#### Data rows
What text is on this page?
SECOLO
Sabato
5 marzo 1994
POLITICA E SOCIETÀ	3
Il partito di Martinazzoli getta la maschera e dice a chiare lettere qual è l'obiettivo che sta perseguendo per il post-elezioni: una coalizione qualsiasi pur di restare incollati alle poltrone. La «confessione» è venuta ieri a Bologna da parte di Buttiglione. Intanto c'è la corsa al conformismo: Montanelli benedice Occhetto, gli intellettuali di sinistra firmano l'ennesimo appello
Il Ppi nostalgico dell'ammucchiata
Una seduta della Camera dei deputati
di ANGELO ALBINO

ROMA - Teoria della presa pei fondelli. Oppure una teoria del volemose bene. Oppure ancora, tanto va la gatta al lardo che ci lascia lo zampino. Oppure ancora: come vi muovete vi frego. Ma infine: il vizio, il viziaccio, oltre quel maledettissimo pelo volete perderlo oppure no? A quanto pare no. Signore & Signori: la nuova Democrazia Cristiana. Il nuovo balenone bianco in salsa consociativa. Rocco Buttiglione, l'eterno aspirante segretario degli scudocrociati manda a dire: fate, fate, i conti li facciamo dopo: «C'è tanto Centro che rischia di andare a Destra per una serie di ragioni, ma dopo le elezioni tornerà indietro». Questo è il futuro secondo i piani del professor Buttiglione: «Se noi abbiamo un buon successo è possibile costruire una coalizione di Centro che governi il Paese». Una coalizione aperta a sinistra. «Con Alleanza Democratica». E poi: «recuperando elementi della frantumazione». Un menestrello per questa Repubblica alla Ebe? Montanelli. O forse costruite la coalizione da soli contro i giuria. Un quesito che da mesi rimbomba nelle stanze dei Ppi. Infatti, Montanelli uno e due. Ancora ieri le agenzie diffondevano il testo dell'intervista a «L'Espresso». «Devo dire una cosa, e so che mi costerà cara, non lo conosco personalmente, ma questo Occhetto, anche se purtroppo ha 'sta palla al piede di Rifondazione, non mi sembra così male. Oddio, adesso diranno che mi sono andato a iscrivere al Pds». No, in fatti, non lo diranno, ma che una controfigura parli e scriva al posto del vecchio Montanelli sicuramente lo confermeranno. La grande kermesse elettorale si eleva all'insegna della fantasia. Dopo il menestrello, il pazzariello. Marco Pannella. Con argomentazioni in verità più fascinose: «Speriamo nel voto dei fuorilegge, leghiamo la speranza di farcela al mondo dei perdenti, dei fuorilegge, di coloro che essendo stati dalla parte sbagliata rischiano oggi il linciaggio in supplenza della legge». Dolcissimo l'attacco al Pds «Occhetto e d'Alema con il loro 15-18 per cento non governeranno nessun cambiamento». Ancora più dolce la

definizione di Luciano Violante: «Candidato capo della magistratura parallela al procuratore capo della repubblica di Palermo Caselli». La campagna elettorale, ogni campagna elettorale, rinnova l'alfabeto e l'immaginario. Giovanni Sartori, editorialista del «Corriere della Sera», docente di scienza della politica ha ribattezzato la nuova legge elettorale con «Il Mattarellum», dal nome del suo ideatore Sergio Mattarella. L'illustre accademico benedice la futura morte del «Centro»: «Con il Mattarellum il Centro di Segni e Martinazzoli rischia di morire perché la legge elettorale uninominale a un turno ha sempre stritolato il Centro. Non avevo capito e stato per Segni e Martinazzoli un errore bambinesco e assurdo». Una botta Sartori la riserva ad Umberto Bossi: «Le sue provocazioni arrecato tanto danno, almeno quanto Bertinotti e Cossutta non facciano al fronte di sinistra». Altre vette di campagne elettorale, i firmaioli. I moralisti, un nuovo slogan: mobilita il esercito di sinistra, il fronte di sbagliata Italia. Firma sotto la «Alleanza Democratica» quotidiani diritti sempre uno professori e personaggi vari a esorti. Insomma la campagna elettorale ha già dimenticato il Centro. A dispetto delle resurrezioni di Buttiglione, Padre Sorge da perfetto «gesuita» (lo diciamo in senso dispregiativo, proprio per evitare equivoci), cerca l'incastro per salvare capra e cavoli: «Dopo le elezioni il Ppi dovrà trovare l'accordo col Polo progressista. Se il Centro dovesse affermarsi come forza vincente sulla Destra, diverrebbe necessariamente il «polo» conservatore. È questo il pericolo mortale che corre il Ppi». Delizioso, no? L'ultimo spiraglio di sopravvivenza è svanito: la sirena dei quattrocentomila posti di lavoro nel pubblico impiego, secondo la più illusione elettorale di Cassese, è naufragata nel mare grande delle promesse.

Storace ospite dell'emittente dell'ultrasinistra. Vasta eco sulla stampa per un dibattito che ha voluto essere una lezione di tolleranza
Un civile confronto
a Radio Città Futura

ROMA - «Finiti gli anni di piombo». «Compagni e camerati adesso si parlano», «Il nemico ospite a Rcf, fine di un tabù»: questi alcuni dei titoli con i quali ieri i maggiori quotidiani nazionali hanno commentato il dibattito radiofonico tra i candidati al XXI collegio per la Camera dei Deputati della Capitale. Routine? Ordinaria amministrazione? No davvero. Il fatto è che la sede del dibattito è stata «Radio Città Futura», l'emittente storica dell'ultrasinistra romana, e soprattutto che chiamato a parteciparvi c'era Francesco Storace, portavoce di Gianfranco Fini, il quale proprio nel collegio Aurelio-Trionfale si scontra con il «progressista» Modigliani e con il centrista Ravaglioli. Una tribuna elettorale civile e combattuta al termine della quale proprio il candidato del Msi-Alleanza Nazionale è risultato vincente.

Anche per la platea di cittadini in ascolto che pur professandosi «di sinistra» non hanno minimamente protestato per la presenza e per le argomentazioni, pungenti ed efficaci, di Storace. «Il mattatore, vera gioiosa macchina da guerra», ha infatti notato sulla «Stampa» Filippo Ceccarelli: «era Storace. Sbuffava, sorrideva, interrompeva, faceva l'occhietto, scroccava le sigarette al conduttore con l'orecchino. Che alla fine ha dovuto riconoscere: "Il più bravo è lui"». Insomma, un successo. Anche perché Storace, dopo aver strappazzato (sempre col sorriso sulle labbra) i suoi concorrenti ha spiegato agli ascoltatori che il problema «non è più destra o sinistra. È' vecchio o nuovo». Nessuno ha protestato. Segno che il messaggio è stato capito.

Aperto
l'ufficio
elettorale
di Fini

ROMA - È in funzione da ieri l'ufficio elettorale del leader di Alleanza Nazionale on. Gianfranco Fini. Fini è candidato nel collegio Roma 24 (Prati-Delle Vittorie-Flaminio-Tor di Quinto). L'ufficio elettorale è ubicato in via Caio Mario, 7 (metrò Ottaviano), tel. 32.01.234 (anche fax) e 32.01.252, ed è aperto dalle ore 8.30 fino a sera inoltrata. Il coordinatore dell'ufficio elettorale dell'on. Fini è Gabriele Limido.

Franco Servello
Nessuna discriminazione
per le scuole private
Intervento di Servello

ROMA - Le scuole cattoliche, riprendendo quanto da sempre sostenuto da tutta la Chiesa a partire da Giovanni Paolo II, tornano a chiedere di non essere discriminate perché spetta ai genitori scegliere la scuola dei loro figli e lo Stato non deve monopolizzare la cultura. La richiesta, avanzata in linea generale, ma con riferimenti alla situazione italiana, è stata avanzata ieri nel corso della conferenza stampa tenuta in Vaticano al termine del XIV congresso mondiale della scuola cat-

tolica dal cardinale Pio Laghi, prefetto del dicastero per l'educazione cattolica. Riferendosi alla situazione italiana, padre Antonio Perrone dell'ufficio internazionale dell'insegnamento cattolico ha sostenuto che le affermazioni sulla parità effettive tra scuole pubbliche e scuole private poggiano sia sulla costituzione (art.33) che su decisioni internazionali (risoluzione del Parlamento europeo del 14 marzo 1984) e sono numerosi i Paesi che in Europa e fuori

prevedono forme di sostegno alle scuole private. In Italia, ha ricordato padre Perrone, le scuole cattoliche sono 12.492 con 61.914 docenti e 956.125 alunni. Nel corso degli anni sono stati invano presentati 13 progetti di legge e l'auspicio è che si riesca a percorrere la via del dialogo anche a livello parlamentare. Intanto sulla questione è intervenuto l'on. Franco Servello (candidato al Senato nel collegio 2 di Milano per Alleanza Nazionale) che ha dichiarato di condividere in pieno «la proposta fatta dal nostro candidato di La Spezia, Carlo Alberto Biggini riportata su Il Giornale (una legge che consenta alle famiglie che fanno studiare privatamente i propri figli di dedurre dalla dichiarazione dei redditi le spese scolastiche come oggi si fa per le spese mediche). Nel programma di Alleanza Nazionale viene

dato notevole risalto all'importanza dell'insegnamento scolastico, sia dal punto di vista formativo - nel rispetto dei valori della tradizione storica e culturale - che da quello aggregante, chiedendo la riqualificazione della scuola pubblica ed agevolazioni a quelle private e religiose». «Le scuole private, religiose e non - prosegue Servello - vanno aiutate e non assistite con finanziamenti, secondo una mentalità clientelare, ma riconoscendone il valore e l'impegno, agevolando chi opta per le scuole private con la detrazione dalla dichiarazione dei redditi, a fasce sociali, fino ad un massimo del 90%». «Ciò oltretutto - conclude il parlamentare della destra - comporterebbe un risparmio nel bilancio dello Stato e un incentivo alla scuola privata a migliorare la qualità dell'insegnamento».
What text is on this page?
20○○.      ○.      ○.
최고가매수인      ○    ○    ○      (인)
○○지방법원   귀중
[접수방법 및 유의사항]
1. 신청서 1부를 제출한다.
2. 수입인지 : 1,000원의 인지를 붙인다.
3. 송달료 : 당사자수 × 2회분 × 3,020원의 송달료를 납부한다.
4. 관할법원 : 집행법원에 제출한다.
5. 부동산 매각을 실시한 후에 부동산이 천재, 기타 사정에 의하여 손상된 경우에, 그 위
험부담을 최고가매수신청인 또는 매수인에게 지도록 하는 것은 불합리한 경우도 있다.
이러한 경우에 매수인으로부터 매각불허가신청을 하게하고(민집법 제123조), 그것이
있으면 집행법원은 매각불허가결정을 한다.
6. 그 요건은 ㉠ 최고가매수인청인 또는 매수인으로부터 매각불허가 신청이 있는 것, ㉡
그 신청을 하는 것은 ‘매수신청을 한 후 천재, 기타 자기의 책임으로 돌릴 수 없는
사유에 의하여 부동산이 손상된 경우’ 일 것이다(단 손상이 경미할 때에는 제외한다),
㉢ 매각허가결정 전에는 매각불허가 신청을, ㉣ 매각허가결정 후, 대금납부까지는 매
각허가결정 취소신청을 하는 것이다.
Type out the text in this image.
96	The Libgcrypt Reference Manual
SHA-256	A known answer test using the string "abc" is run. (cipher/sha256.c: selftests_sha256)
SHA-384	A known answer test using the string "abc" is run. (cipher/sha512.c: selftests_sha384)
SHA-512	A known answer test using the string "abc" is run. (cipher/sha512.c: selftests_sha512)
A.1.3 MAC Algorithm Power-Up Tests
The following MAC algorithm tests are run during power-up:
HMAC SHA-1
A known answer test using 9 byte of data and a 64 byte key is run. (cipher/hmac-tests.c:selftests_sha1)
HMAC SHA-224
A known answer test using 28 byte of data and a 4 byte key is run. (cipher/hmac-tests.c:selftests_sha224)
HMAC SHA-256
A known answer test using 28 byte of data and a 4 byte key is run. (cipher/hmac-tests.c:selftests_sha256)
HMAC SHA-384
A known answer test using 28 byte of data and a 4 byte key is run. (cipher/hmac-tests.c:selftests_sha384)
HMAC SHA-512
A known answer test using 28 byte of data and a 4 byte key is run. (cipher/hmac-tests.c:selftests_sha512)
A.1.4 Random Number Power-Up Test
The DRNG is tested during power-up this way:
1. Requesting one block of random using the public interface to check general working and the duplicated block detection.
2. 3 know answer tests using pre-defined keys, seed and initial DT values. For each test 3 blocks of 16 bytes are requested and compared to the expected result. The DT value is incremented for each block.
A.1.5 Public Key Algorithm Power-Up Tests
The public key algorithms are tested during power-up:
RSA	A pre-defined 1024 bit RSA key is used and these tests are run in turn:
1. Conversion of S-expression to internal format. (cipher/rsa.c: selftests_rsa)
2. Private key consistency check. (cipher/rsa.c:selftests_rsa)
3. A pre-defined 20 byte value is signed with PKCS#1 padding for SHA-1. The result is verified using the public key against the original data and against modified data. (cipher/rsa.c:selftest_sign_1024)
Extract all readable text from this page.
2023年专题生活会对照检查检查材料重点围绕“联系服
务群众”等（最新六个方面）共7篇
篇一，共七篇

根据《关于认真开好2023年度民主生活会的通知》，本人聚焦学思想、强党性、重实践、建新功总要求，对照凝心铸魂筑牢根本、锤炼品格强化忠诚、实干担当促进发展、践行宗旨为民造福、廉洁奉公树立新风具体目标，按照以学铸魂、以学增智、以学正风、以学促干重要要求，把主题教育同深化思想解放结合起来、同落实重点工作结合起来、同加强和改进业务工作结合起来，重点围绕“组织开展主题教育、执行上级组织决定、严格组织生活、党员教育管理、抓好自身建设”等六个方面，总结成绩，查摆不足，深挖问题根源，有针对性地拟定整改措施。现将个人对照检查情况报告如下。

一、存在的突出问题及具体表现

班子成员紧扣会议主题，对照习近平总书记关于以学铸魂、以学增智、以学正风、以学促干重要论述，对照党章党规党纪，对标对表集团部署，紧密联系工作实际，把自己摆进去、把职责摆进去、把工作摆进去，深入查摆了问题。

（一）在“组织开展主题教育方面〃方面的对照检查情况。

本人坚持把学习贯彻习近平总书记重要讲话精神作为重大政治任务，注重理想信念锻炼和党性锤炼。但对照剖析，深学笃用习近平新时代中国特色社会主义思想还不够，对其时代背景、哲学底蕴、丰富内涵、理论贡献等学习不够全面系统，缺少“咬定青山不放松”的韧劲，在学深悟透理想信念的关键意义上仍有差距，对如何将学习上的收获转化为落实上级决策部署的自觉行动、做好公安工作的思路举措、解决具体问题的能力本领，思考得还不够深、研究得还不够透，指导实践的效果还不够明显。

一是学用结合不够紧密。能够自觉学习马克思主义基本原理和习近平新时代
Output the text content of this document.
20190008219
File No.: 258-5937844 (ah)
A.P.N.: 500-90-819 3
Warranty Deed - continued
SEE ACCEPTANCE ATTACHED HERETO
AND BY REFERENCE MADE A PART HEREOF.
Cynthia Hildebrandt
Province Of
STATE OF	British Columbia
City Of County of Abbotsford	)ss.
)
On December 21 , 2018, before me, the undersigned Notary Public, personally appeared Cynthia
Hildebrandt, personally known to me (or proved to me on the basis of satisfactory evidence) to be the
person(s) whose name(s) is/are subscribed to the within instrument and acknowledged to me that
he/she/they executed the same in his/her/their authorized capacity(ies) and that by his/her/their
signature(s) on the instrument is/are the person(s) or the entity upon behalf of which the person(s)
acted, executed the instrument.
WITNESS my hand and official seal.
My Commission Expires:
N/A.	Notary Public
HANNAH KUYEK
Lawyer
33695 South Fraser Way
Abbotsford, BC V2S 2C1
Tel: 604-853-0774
########
Goal -> Pick out all lines from the data above in which the word "cattoliche" appears.

Solution ->
ROMA - Le scuole cattoliche, riprendendo quanto da sempre sostenuto da tutta la Chiesa a partire da Giovanni Paolo II, tornano a chiedere di non essere discriminate perché spetta ai genitori scegliere la scuola dei loro figli e lo Stato non deve monopolizzare la cultura. La richiesta, avanzata in linea generale, ma con riferimenti alla situazione italiana, è stata avanzata ieri nel corso della conferenza stampa tenuta in Vaticano al termine del XIV congresso mondiale della scuola cat-
prevedono forme di sostegno alle scuole private. In Italia, ha ricordato padre Perrone, le scuole cattoliche sono 12.492 con 61.914 docenti e 956.125 alunni. Nel corso degli anni sono stati invano presentati 13 progetti di legge e l'auspicio è che si riesca a percorrere la via del dialogo anche a livello parlamentare. Intanto sulla questione è intervenuto l'on. Franco Servello (candidato al Senato nel collegio 2 di Milano per Alleanza Nazionale) che ha dichiarato di condividere in pieno «la proposta fatta dal nostro candidato di La Spezia, Carlo Alberto Biggini riportata su Il Giornale (una legge che consenta alle famiglie che fanno studiare privatamente i propri figli di dedurre dalla dichiarazione dei redditi le spese scolastiche come oggi si fa per le spese mediche). Nel programma di Alleanza Nazionale viene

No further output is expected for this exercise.